SUPPLIED TEXT START

Harvard Constitutional Law Professor Issues Stark ‘Virus’ Summary Of America Right Now

Harvard constitutional law professor Laurence Tribe warned this weekend that America’s democratic foundations are being eroded not by a single explosive crisis but by a slow, insidious decay that’s now speeding up under President Donald Trump.
Speaking to MSNBC’s Ali Velshi, Tribe cautioned against waiting for a dramatic turning point. “Looking for an explosion, a kind of moment of crisis ― what physicists like to call a singularity in a kind of unique episode of presidential defiance of a court order ― that’s misleading,” he said. “It frames what we are experiencing in the wrong way.”
Tribe cited T.S. Eliot’s poem “The Hollow Men”: “This is the way the world ends. Not with a bang, but a whimper.”
“For years, we have allowed the body politic to be hollowed out by a virus,” he said. “A virus that attacks the very foundations of the rule of law on which the government really rests. It’s a virus we have to fight with all our energy, without waiting for just the right moment. You know, it’s a disease if you think about it.”
That disease, Tribe said, “reached fever pitch around the Jan. 6 insurrection,” when Trump escaped consequences. Now, the situation during Trump’s second term has deteriorated to the point where even independent judges cannot “fully keep pace with the mayhem.”
“So that’s what we’re facing,” Tribe concluded. “Looking for the moment of crisis is like looking for the shiny object and taking our eyes off the disease that is spreading and that we really have to fight, the virus we need to fight.”

SUPPLIED TEXT END

EXERCISE BRIEF: Copy the stretch of the Tribe article that opens with the words containing "Harvard Constitutional Law Professor Issues" and closes with "President Donald Trump.". The lines that come next have no connection to the Tribe article.

DATASET EXTRACT START

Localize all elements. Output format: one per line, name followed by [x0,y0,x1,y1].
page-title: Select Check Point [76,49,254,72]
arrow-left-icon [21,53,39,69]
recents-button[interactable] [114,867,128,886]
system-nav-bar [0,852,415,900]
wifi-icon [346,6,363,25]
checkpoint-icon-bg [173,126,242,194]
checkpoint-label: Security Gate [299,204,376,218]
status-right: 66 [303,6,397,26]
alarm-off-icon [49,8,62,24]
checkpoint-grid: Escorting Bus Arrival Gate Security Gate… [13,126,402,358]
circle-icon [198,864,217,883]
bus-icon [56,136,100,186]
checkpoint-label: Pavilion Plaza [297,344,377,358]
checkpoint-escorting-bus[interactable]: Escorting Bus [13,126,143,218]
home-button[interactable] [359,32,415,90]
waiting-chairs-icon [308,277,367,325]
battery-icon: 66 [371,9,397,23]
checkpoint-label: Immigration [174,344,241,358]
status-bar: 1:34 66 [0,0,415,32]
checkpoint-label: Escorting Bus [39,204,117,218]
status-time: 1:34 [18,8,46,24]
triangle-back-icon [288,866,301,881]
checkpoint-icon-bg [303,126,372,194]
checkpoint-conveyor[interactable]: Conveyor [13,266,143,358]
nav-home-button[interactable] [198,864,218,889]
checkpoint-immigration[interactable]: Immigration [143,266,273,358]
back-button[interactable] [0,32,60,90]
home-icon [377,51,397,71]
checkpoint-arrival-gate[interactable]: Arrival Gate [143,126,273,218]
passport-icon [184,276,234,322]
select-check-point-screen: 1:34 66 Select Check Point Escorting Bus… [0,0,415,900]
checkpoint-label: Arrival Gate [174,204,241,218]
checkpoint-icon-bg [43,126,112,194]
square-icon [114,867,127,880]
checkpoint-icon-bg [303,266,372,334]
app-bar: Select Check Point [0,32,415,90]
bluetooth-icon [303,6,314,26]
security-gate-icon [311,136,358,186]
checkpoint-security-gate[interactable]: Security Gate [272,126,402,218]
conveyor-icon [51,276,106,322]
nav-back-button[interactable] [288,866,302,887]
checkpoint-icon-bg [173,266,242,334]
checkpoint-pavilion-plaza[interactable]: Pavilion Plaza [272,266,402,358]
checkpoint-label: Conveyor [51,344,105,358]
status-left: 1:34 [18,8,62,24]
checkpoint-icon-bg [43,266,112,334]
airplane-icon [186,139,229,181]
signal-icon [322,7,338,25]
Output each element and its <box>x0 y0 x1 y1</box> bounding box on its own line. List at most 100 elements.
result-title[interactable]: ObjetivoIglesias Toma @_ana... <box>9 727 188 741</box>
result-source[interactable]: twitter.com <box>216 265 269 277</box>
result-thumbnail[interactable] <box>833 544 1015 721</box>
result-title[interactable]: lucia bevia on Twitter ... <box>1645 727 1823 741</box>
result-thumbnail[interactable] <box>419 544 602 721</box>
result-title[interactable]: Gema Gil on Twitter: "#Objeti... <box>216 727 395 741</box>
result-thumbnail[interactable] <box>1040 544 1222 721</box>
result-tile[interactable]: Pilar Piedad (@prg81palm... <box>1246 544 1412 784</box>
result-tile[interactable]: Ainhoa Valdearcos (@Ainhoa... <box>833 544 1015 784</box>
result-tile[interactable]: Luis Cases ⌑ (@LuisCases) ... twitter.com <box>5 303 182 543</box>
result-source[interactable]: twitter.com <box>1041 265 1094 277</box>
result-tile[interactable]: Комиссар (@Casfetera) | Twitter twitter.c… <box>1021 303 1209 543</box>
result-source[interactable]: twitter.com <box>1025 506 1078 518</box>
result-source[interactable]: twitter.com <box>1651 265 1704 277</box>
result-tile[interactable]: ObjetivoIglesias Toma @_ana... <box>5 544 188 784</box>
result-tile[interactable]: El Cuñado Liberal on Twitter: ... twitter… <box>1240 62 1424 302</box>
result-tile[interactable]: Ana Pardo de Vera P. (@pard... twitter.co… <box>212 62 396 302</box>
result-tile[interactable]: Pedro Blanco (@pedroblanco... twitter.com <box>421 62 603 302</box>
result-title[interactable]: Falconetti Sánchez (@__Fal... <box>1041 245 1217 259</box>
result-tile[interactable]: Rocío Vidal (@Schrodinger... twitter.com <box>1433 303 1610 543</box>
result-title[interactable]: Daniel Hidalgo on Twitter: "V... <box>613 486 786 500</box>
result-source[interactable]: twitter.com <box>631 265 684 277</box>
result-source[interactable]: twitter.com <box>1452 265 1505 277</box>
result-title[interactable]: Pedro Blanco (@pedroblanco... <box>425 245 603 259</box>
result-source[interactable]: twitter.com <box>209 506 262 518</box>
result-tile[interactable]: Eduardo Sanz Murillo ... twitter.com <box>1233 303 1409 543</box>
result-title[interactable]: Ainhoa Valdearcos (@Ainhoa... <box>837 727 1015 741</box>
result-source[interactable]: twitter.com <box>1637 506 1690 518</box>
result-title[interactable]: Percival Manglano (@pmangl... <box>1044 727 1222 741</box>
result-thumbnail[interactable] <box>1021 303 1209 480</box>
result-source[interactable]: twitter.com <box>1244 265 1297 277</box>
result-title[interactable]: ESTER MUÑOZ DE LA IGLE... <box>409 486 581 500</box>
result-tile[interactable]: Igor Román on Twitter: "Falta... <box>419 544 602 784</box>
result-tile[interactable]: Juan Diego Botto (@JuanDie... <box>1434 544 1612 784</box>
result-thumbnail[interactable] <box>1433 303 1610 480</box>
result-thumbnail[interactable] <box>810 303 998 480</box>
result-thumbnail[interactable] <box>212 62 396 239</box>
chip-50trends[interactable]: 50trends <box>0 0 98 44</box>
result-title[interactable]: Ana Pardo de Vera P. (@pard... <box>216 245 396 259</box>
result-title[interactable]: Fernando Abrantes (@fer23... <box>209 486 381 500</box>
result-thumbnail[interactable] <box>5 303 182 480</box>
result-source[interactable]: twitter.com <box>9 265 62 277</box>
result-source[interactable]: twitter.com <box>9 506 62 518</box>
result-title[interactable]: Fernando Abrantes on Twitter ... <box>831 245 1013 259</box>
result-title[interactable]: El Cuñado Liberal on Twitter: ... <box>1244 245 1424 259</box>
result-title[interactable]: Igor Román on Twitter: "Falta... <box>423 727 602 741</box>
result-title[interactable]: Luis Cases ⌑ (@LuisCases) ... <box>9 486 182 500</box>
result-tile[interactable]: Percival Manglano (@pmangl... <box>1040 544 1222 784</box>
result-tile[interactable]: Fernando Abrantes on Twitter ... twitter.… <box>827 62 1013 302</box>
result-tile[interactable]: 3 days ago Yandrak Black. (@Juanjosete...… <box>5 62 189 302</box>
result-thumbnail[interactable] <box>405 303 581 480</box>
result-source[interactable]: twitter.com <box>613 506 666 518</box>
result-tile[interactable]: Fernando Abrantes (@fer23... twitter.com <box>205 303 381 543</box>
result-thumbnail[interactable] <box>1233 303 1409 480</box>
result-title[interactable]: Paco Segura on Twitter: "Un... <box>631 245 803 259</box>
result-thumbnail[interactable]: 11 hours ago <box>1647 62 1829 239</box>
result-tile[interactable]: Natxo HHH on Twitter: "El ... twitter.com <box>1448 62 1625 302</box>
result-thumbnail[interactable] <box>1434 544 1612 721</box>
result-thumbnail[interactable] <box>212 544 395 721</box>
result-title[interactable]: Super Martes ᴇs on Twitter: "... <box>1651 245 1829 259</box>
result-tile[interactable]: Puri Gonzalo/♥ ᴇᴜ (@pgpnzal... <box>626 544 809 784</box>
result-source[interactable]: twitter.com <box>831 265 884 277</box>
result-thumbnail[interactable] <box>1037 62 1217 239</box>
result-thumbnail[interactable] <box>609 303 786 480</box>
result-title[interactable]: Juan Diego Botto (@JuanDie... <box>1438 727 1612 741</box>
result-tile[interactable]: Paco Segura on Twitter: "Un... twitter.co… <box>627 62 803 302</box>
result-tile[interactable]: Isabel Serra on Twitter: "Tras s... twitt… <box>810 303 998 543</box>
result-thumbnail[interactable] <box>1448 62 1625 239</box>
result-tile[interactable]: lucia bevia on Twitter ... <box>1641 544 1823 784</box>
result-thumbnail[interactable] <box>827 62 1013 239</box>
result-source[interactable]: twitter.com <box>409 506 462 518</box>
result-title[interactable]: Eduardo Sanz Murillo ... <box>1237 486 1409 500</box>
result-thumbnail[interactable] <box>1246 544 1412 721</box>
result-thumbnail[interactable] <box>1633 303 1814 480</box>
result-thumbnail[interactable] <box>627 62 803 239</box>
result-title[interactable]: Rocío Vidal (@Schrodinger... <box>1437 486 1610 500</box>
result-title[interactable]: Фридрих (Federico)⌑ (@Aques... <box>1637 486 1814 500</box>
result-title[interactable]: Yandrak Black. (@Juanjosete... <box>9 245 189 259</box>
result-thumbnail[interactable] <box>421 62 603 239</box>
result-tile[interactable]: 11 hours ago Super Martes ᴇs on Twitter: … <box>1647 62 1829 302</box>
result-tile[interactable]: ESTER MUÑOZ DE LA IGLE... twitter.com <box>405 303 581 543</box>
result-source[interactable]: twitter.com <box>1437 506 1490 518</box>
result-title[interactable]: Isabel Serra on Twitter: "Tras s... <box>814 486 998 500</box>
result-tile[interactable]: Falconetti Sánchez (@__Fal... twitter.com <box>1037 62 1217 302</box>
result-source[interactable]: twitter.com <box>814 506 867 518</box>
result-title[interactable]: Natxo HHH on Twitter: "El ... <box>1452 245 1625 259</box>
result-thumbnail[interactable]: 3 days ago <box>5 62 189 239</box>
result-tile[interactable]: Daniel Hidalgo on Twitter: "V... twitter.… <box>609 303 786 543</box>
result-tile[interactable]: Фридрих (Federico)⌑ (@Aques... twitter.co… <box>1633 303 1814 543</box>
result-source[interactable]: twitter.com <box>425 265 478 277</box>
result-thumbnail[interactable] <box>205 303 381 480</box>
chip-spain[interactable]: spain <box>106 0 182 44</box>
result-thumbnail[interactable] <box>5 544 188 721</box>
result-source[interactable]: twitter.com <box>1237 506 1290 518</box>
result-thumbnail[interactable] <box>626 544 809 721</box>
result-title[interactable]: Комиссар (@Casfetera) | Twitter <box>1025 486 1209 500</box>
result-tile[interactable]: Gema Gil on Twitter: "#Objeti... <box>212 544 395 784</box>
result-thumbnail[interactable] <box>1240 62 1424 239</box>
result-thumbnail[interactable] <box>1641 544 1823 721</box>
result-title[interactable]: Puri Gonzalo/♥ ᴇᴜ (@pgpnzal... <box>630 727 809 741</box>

DATASET EXTRACT END

RESPONSE AREA:
Harvard Constitutional Law Professor Issues Stark ‘Virus’ Summary Of America Right Now

Harvard constitutional law professor Laurence Tribe warned this weekend that America’s democratic foundations are being eroded not by a single explosive crisis but by a slow, insidious decay that’s now speeding up under President Donald Trump.